#### Directions for this task:
From the entries that follow, list every line in which the string "UniKL" appears.

#### Provided entries:

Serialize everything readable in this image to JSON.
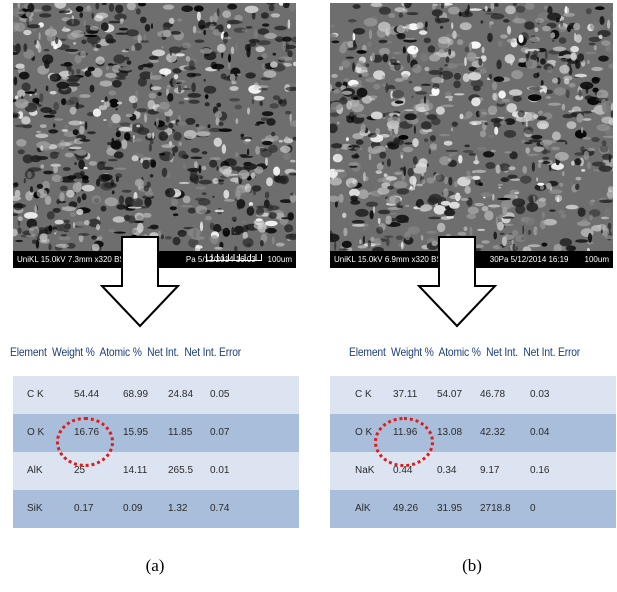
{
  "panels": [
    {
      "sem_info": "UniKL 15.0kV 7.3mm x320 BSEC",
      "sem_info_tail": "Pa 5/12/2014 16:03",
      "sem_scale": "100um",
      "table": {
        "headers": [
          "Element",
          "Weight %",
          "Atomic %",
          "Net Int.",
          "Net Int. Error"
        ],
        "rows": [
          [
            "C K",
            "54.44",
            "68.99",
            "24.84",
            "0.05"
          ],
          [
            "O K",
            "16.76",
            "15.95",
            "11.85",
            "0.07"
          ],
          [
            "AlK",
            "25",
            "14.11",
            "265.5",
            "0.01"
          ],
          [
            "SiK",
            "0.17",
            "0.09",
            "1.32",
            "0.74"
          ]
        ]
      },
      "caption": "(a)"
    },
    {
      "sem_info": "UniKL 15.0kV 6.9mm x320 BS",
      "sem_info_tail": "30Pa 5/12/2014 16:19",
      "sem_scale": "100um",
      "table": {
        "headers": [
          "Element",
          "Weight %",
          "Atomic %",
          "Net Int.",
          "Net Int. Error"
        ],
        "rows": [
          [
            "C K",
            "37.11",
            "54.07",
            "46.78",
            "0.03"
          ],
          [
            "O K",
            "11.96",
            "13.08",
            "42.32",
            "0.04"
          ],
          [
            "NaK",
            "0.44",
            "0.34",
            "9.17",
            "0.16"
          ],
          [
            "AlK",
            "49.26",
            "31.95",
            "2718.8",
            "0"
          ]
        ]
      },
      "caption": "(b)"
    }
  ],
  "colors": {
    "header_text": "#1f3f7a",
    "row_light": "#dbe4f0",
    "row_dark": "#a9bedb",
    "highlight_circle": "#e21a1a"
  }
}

#### Solution below:
      "sem_info": "UniKL 15.0kV 7.3mm x320 BSEC",
      "sem_info": "UniKL 15.0kV 6.9mm x320 BS",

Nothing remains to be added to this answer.